INSTRUCTION
Leave out every picture, then transcribe the rest of the listing exactly.

= = = = =

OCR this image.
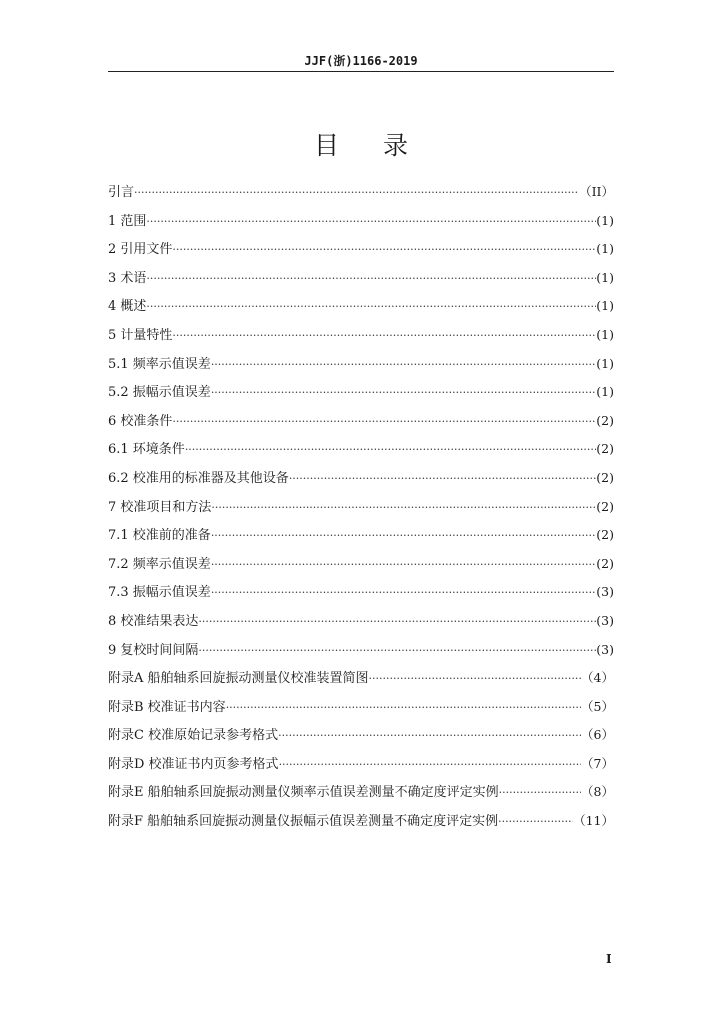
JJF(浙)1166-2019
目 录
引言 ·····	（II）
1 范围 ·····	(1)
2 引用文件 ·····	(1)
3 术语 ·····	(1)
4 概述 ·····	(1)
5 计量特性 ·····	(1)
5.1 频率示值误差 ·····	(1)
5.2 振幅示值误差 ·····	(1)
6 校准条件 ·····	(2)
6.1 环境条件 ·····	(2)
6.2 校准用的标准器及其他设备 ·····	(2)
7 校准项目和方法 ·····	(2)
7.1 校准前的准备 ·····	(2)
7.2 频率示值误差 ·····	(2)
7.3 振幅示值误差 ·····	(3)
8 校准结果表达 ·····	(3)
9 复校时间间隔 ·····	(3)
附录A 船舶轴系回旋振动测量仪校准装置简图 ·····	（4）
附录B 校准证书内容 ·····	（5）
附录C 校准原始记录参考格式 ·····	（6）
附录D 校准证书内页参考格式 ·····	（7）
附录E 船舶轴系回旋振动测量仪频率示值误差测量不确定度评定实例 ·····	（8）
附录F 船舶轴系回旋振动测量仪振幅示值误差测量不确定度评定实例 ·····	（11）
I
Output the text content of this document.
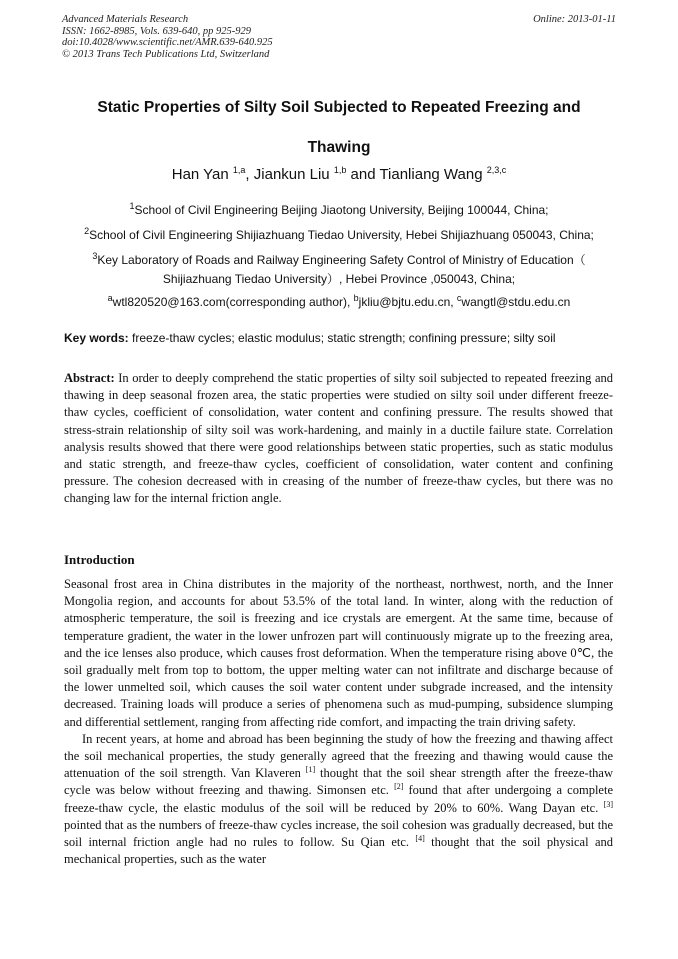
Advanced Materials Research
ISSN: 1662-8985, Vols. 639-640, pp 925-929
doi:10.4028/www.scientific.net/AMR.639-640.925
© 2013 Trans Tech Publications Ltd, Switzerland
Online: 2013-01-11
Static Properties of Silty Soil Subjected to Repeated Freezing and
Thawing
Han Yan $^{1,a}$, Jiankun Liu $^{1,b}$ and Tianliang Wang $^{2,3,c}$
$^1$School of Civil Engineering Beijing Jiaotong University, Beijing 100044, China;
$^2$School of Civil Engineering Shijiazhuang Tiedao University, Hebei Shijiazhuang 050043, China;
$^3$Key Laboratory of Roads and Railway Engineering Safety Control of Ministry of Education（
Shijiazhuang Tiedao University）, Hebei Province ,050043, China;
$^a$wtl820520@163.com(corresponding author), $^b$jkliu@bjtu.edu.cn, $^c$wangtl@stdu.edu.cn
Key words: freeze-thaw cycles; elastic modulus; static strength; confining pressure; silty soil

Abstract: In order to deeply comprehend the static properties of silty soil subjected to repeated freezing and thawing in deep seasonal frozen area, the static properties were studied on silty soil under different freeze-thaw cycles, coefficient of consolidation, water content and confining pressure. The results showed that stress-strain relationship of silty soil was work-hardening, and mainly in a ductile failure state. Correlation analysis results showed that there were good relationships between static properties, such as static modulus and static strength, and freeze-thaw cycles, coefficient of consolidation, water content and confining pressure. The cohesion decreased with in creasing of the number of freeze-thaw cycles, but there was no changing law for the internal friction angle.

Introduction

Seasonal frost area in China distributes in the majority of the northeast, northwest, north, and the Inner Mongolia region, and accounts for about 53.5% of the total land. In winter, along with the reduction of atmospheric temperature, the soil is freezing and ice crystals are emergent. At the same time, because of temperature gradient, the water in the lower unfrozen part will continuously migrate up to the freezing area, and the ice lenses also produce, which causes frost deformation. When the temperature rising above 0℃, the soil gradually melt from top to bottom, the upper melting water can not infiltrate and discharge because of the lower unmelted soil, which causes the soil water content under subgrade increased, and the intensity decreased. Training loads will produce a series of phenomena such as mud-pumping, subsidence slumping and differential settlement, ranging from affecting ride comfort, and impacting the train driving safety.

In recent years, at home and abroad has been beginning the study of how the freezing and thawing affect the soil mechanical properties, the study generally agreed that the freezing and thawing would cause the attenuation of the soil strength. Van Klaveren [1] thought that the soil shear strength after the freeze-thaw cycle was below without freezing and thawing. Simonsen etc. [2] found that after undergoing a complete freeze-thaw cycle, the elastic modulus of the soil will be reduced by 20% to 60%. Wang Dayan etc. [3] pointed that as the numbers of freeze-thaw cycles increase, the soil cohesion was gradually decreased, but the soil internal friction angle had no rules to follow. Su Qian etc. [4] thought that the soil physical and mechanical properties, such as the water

= = = = =

EXPECTED OUTPUT
OCR this image.
JJF(浙)1166-2019
目 录
引言 ·····	（II）
1 范围 ·····	(1)
2 引用文件 ·····	(1)
3 术语 ·····	(1)
4 概述 ·····	(1)
5 计量特性 ·····	(1)
5.1 频率示值误差 ·····	(1)
5.2 振幅示值误差 ·····	(1)
6 校准条件 ·····	(2)
6.1 环境条件 ·····	(2)
6.2 校准用的标准器及其他设备 ·····	(2)
7 校准项目和方法 ·····	(2)
7.1 校准前的准备 ·····	(2)
7.2 频率示值误差 ·····	(2)
7.3 振幅示值误差 ·····	(3)
8 校准结果表达 ·····	(3)
9 复校时间间隔 ·····	(3)
附录A 船舶轴系回旋振动测量仪校准装置简图 ·····	（4）
附录B 校准证书内容 ·····	（5）
附录C 校准原始记录参考格式 ·····	（6）
附录D 校准证书内页参考格式 ·····	（7）
附录E 船舶轴系回旋振动测量仪频率示值误差测量不确定度评定实例 ·····	（8）
附录F 船舶轴系回旋振动测量仪振幅示值误差测量不确定度评定实例 ·····	（11）
I
Output the text content of this document.
Advanced Materials Research
ISSN: 1662-8985, Vols. 639-640, pp 925-929
doi:10.4028/www.scientific.net/AMR.639-640.925
© 2013 Trans Tech Publications Ltd, Switzerland
Online: 2013-01-11
Static Properties of Silty Soil Subjected to Repeated Freezing and
Thawing
Han Yan $^{1,a}$, Jiankun Liu $^{1,b}$ and Tianliang Wang $^{2,3,c}$
$^1$School of Civil Engineering Beijing Jiaotong University, Beijing 100044, China;
$^2$School of Civil Engineering Shijiazhuang Tiedao University, Hebei Shijiazhuang 050043, China;
$^3$Key Laboratory of Roads and Railway Engineering Safety Control of Ministry of Education（
Shijiazhuang Tiedao University）, Hebei Province ,050043, China;
$^a$wtl820520@163.com(corresponding author), $^b$jkliu@bjtu.edu.cn, $^c$wangtl@stdu.edu.cn
Key words: freeze-thaw cycles; elastic modulus; static strength; confining pressure; silty soil

Abstract: In order to deeply comprehend the static properties of silty soil subjected to repeated freezing and thawing in deep seasonal frozen area, the static properties were studied on silty soil under different freeze-thaw cycles, coefficient of consolidation, water content and confining pressure. The results showed that stress-strain relationship of silty soil was work-hardening, and mainly in a ductile failure state. Correlation analysis results showed that there were good relationships between static properties, such as static modulus and static strength, and freeze-thaw cycles, coefficient of consolidation, water content and confining pressure. The cohesion decreased with in creasing of the number of freeze-thaw cycles, but there was no changing law for the internal friction angle.

Introduction

Seasonal frost area in China distributes in the majority of the northeast, northwest, north, and the Inner Mongolia region, and accounts for about 53.5% of the total land. In winter, along with the reduction of atmospheric temperature, the soil is freezing and ice crystals are emergent. At the same time, because of temperature gradient, the water in the lower unfrozen part will continuously migrate up to the freezing area, and the ice lenses also produce, which causes frost deformation. When the temperature rising above 0℃, the soil gradually melt from top to bottom, the upper melting water can not infiltrate and discharge because of the lower unmelted soil, which causes the soil water content under subgrade increased, and the intensity decreased. Training loads will produce a series of phenomena such as mud-pumping, subsidence slumping and differential settlement, ranging from affecting ride comfort, and impacting the train driving safety.

In recent years, at home and abroad has been beginning the study of how the freezing and thawing affect the soil mechanical properties, the study generally agreed that the freezing and thawing would cause the attenuation of the soil strength. Van Klaveren [1] thought that the soil shear strength after the freeze-thaw cycle was below without freezing and thawing. Simonsen etc. [2] found that after undergoing a complete freeze-thaw cycle, the elastic modulus of the soil will be reduced by 20% to 60%. Wang Dayan etc. [3] pointed that as the numbers of freeze-thaw cycles increase, the soil cohesion was gradually decreased, but the soil internal friction angle had no rules to follow. Su Qian etc. [4] thought that the soil physical and mechanical properties, such as the water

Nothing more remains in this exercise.